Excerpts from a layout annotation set
☆ ☆ ☆

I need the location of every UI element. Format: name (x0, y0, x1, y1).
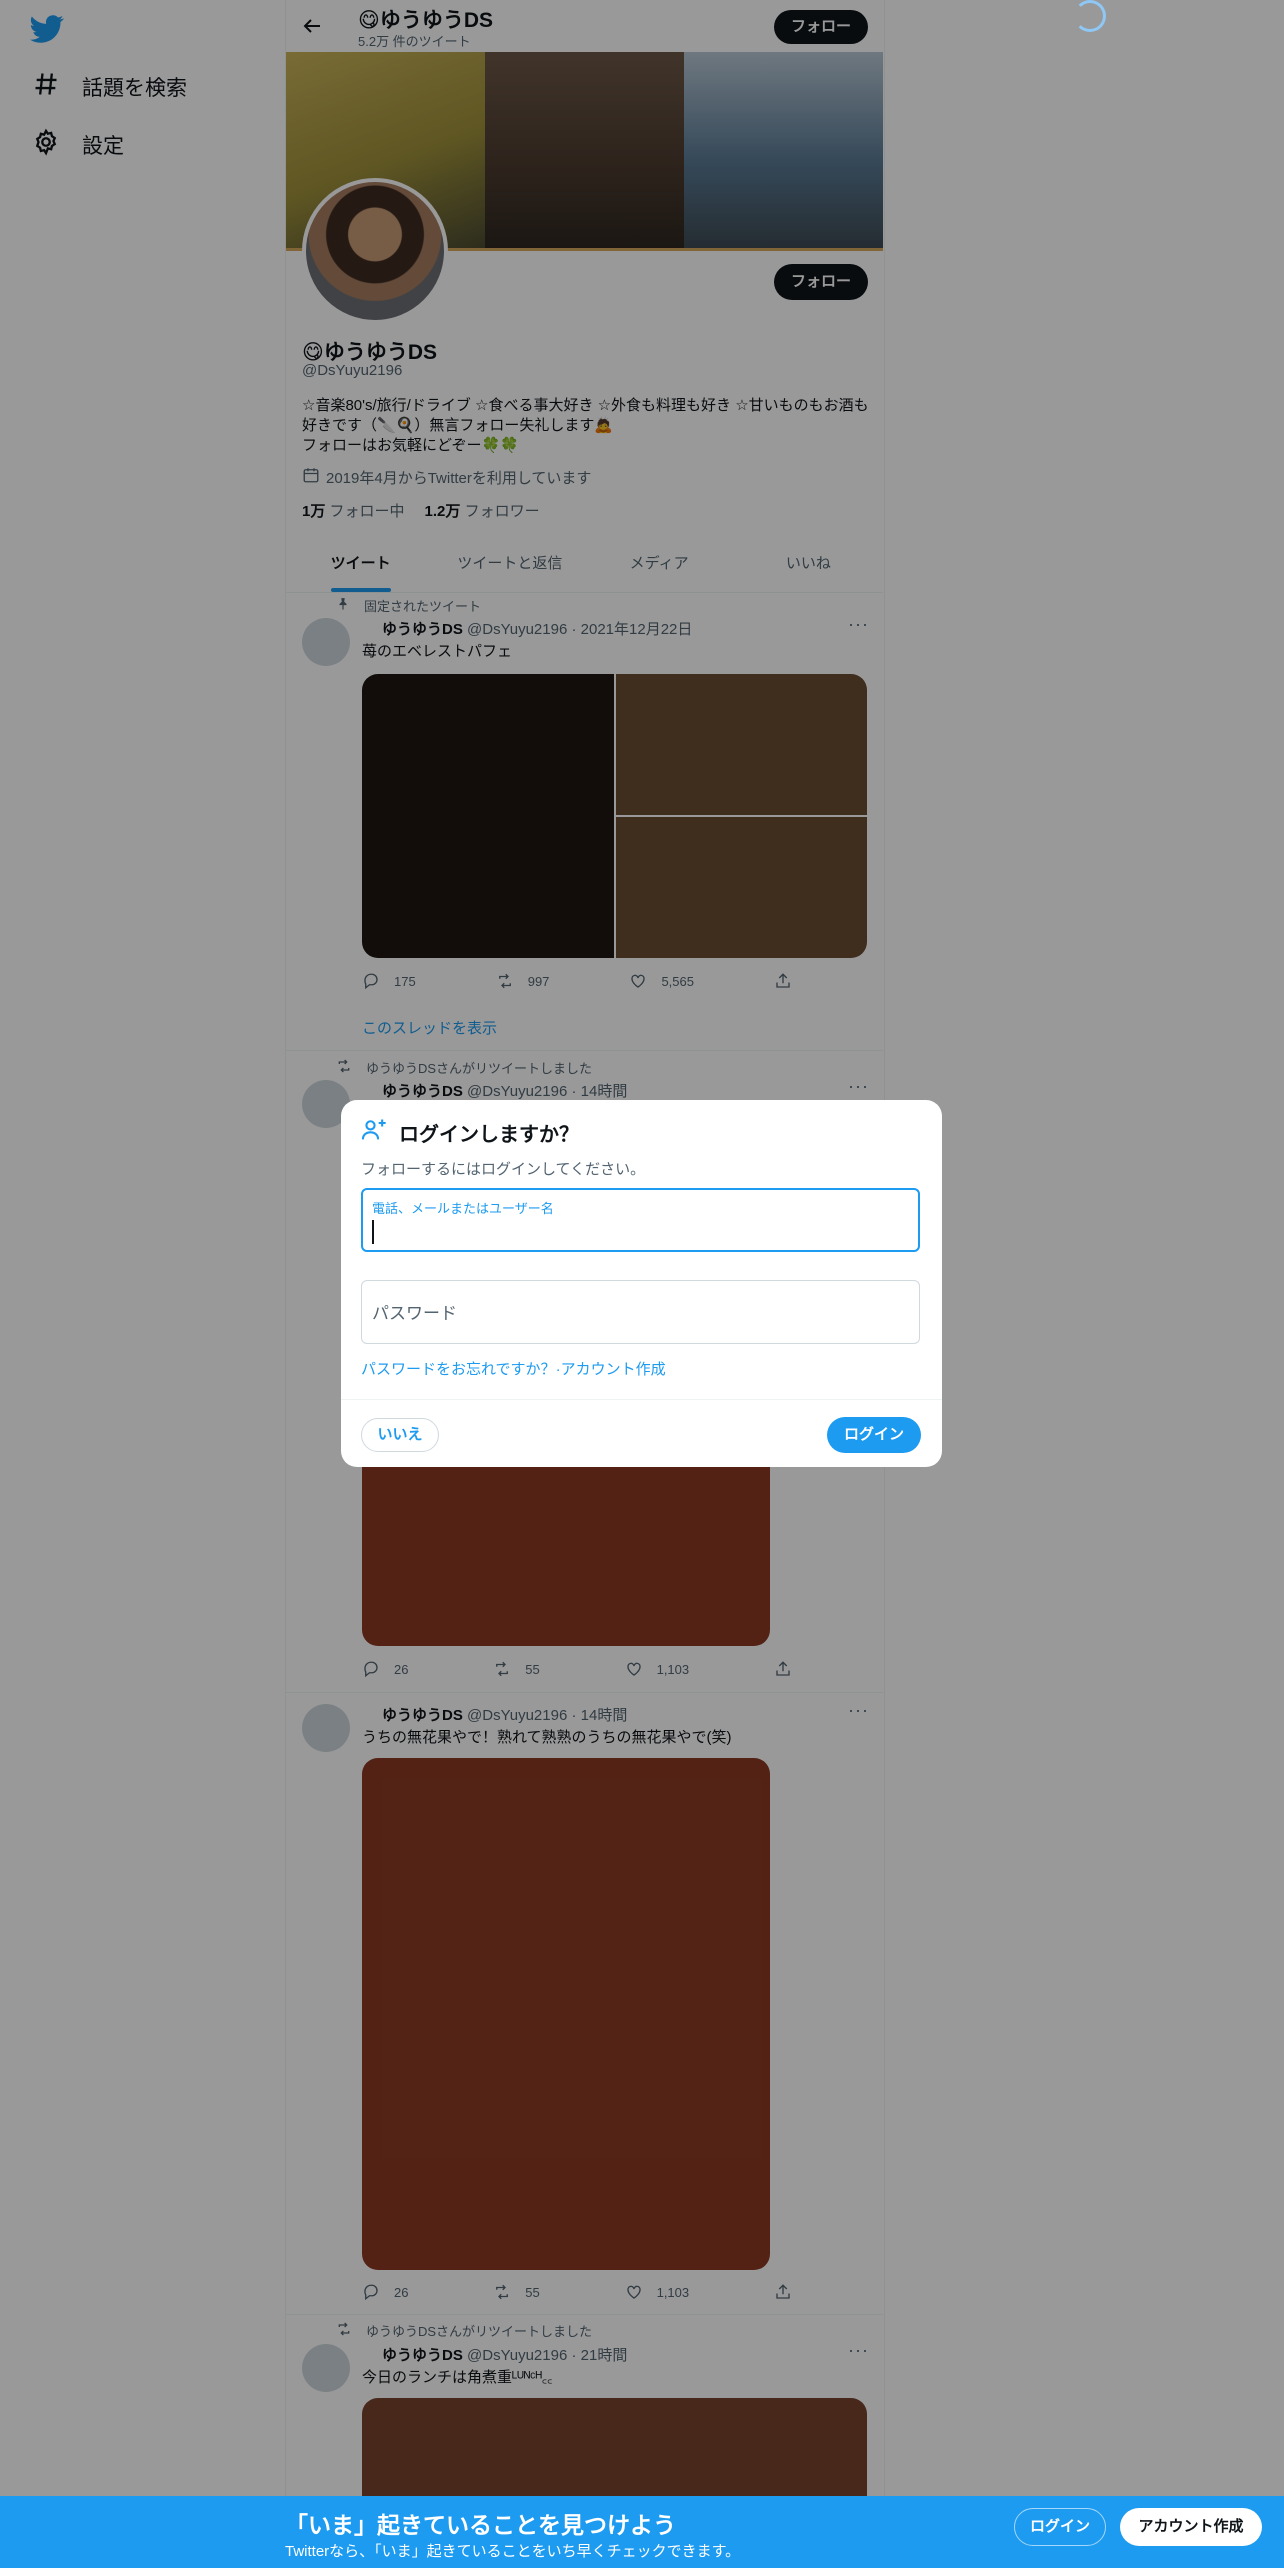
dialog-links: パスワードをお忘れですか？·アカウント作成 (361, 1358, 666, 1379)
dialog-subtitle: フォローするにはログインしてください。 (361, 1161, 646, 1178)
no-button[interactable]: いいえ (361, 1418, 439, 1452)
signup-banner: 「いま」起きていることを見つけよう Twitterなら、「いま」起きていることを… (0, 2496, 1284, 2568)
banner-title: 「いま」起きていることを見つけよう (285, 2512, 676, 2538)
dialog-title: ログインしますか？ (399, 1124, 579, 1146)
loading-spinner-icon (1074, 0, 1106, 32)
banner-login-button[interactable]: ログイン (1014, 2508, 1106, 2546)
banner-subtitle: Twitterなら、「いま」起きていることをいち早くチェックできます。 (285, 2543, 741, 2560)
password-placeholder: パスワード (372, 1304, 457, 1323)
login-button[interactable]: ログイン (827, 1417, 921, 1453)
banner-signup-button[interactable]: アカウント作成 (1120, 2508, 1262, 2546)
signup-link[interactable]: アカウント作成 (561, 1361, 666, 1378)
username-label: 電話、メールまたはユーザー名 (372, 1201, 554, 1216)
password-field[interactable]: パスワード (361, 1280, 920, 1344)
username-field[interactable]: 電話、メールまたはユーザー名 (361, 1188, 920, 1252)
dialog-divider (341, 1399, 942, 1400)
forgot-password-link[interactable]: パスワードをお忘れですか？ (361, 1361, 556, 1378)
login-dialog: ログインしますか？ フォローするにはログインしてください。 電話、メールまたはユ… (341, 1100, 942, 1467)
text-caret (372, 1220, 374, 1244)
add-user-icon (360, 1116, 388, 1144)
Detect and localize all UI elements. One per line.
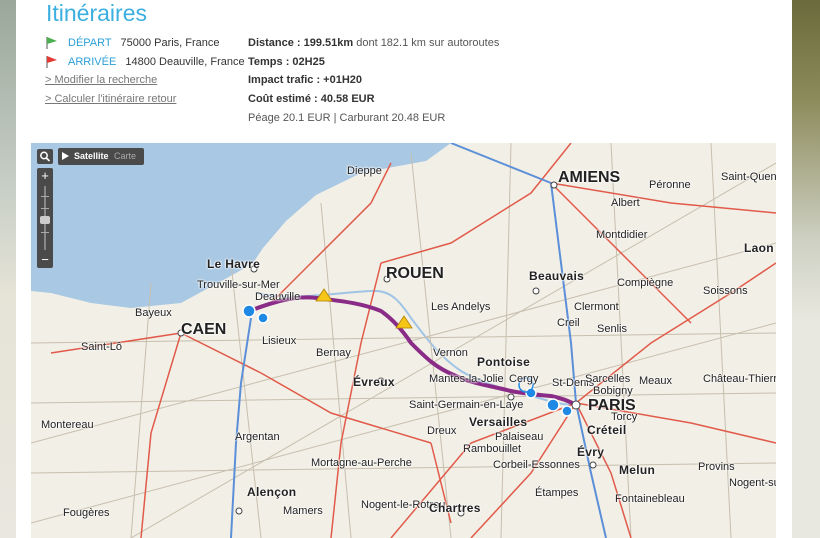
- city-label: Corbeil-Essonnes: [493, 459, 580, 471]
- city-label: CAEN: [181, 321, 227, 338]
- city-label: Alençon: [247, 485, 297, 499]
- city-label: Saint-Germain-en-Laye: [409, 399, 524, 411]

☆ ☆ ☆

Put the lines of the entries into a numbered list, starting with the line that contains "- city-label: Corbeil-Essonnes: [493, 459, 580, 471]" and continuing through the end of the entries, omitting any blank lines.

1. - city-label: Corbeil-Essonnes: [493, 459, 580, 471]
2. - city-label: CAEN: [181, 321, 227, 338]
3. - city-label: Alençon: [247, 485, 297, 499]
4. - city-label: Saint-Germain-en-Laye: [409, 399, 524, 411]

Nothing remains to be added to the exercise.